# Stated exercise:
Find the word "PAPA" in the listing; pull out each line holding it.

# Data for this task:
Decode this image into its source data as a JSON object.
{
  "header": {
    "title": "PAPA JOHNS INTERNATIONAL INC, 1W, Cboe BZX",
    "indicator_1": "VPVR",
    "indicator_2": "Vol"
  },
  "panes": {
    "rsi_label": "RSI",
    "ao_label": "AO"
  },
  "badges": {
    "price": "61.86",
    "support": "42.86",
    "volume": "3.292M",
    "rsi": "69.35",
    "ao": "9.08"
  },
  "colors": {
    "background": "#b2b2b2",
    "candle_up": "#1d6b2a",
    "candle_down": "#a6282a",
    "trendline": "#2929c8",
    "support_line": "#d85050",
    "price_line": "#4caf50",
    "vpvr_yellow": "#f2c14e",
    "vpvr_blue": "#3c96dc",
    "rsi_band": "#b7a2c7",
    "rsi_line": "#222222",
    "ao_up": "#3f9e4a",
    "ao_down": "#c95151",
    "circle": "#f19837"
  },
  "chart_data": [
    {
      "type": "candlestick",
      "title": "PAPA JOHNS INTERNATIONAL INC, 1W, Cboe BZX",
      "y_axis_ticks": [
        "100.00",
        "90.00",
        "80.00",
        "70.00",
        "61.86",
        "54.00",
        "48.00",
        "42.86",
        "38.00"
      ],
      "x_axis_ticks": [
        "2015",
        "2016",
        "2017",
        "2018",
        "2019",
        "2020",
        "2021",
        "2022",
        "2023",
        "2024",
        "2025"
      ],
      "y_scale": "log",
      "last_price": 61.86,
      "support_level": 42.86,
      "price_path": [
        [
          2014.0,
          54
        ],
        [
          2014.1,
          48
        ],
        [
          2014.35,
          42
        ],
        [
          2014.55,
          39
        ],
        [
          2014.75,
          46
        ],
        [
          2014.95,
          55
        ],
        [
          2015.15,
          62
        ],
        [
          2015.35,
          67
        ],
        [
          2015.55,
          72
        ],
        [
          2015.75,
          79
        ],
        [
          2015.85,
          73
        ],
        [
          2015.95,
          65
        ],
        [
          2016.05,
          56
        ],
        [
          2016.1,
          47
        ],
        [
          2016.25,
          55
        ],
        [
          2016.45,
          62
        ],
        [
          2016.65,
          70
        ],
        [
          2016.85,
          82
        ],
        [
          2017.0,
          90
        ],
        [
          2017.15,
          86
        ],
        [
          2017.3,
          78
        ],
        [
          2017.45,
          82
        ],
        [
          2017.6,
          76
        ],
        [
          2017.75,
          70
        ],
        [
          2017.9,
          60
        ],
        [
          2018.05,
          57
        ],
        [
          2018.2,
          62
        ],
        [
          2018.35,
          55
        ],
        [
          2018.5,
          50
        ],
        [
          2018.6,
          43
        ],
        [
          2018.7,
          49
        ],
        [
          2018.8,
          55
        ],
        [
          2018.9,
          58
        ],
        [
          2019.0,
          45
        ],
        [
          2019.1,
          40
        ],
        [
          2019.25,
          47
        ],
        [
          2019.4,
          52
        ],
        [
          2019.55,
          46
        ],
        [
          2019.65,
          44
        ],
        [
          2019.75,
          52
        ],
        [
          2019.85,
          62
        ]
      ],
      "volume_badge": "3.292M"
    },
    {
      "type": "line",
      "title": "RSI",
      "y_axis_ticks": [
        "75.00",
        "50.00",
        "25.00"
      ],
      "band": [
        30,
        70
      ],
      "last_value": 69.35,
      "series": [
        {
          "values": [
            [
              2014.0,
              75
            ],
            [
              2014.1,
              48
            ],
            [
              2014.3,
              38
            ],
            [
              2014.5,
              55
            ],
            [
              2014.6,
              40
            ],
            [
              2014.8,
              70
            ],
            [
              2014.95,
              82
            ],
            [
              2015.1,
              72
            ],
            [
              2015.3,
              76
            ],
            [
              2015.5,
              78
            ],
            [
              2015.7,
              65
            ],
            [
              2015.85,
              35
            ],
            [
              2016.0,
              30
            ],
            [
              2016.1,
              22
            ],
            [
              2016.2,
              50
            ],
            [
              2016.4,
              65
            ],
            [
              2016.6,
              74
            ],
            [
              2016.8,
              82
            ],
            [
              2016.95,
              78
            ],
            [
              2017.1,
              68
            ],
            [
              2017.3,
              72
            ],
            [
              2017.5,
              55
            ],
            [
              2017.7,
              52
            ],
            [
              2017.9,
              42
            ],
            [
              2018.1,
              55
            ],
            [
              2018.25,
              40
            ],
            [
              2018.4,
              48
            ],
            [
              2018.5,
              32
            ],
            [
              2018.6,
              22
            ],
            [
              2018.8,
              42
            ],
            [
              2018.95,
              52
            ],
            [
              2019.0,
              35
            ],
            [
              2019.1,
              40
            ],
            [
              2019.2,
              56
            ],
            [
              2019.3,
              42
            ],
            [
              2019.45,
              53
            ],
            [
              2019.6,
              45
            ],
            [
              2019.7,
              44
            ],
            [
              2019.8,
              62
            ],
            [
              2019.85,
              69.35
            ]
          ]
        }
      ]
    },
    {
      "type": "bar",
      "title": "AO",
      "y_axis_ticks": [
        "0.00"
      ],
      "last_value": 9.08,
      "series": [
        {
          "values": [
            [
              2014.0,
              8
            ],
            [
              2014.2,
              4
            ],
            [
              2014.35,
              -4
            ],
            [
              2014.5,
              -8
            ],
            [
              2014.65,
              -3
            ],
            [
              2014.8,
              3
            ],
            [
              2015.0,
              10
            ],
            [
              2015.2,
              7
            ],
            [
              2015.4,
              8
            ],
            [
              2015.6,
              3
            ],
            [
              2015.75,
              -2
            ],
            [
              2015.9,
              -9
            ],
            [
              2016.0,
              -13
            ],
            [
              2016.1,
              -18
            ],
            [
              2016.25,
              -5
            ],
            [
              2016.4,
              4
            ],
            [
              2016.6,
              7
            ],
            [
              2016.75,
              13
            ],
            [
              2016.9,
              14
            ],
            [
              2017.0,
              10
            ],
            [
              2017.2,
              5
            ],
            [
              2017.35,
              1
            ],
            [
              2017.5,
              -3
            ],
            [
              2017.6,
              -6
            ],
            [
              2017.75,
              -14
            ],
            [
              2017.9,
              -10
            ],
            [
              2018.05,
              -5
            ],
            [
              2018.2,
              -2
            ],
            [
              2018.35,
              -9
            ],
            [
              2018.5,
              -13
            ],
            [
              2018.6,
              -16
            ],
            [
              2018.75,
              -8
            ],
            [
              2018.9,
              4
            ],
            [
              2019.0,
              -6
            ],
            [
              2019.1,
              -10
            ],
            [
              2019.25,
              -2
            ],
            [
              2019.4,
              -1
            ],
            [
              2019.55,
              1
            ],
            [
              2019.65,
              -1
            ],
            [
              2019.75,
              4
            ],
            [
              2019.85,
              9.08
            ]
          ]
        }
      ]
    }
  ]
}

# Result below:
    "title": "PAPA JOHNS INTERNATIONAL INC, 1W, Cboe BZX",
      "title": "PAPA JOHNS INTERNATIONAL INC, 1W, Cboe BZX",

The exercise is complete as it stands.